Begin Document section

On Organizational Memory: 'Re-vision'? the Past to Envision the Future

On Organizational Memory: 'Re-vision' the Past to Envision the Future

A post by Soniya Dabak

Memories nourish us and haunt us…guide us and delude us. Infused in the words, sounds, tastes… the texture of our experience, memories can represent the comforting cocoon of familiarity we crave or the sharp stabs of pain we wish to avoid. And just like, as individuals, we cling to the threads of our memories, organizations have memories of their own… the threads of shared experience and knowledge woven into the fabric of the organization.

I have been spending a lot of time thinking about memory of late and reflecting on how we could focus on the role of organizational memory in shaping learning and change in organizations.

As much as organizational memory can bind us together with a sense of belonging (the echoes of old anecdotes, milestones etc.), it can also blinker our vision by constraining us from imagining alternatives. ?Anyone who likes reading alternate historical fiction can probably relate to how it expands our minds by challenging our sense of inevitability about the past and developing an appreciation for new, contradictory perspectives to it. Could we apply the same process to organizational memory? Could we construct an alternate history of the organization to create a more liberating vision for the future?

The “4-I” Framework of Organizational Learning by Crossan, Lane & White (1999) can be adapted to understanding how our experiences get encoded into organizational memory and how individuals, teams or organizations could rewrite their memories to free themselves up for change. Let’s try to use this framework with an example of a change that everyone is going through. The change in the way we work, specifically our ideas around hybrid work.

Intuiting: Intuiting is about developing an individual understanding or a cognitive map to make sense of experience. For example, you experience that you form personal bonds strongly when people connect informally in person, around water coolers or lunches. You develop a hypothesis that connecting in person is vital to team bonding.

Interpreting: Interpreting involves developing a collective understanding. This is when you strengthen, revise, or refine your hypotheses through conversations with others and hearing about their experiences. Conversations with others and learning about their experiences helps you define boundary conditions. For example, you may develop a refined hypothesis that connecting in person is vital to team bonding especially during specific phases e.g., new team assimilation or when the work of the team is highly unstructured.

End Document section
Begin Information given

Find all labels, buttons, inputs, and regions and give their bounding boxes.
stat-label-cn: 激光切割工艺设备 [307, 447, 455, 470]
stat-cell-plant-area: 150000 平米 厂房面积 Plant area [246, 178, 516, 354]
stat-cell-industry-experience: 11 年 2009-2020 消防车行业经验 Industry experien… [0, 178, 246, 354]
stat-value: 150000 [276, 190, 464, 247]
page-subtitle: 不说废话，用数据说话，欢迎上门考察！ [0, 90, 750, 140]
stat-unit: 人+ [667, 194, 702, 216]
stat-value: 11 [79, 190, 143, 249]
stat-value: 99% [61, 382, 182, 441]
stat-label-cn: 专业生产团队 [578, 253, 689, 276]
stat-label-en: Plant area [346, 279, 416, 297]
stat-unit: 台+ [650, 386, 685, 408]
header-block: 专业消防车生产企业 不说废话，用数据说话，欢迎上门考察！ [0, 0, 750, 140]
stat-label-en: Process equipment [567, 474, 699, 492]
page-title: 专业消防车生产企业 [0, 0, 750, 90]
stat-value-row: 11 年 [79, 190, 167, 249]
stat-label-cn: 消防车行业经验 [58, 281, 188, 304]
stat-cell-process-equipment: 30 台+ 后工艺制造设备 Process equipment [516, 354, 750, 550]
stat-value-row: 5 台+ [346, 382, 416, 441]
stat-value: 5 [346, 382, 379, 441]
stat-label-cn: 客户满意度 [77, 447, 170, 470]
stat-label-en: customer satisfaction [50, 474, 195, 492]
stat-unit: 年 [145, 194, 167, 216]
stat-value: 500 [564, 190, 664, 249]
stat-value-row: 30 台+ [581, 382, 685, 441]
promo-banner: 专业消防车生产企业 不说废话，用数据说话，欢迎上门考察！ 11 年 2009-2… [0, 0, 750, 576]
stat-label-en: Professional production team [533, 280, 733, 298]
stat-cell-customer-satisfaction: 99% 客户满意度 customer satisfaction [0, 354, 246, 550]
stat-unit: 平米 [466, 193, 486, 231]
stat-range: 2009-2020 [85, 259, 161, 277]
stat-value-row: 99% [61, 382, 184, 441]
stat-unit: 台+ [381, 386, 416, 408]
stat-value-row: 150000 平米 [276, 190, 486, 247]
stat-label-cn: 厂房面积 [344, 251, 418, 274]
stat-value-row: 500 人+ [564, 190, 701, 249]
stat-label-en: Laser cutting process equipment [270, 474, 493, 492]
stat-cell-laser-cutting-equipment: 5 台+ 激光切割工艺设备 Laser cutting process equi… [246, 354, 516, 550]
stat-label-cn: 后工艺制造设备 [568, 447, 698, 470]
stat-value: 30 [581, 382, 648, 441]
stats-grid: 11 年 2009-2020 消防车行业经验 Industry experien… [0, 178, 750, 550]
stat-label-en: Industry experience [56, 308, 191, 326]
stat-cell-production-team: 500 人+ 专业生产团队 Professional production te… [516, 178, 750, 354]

End Information given

§ Brief: In the post on organizational memory, why does hearing about other people's experiences matter at the Interpreting stage? Answer in one to three sentences. The listing comes from a different source than the text.

§ Task solution: Talking with others and learning about their experiences helps you define boundary conditions, so you can strengthen, revise or refine your own hypotheses. For example, the idea that meeting in person is vital to team bonding might be narrowed to certain phases, such as when a new team is being assimilated or when the team's work is highly unstructured.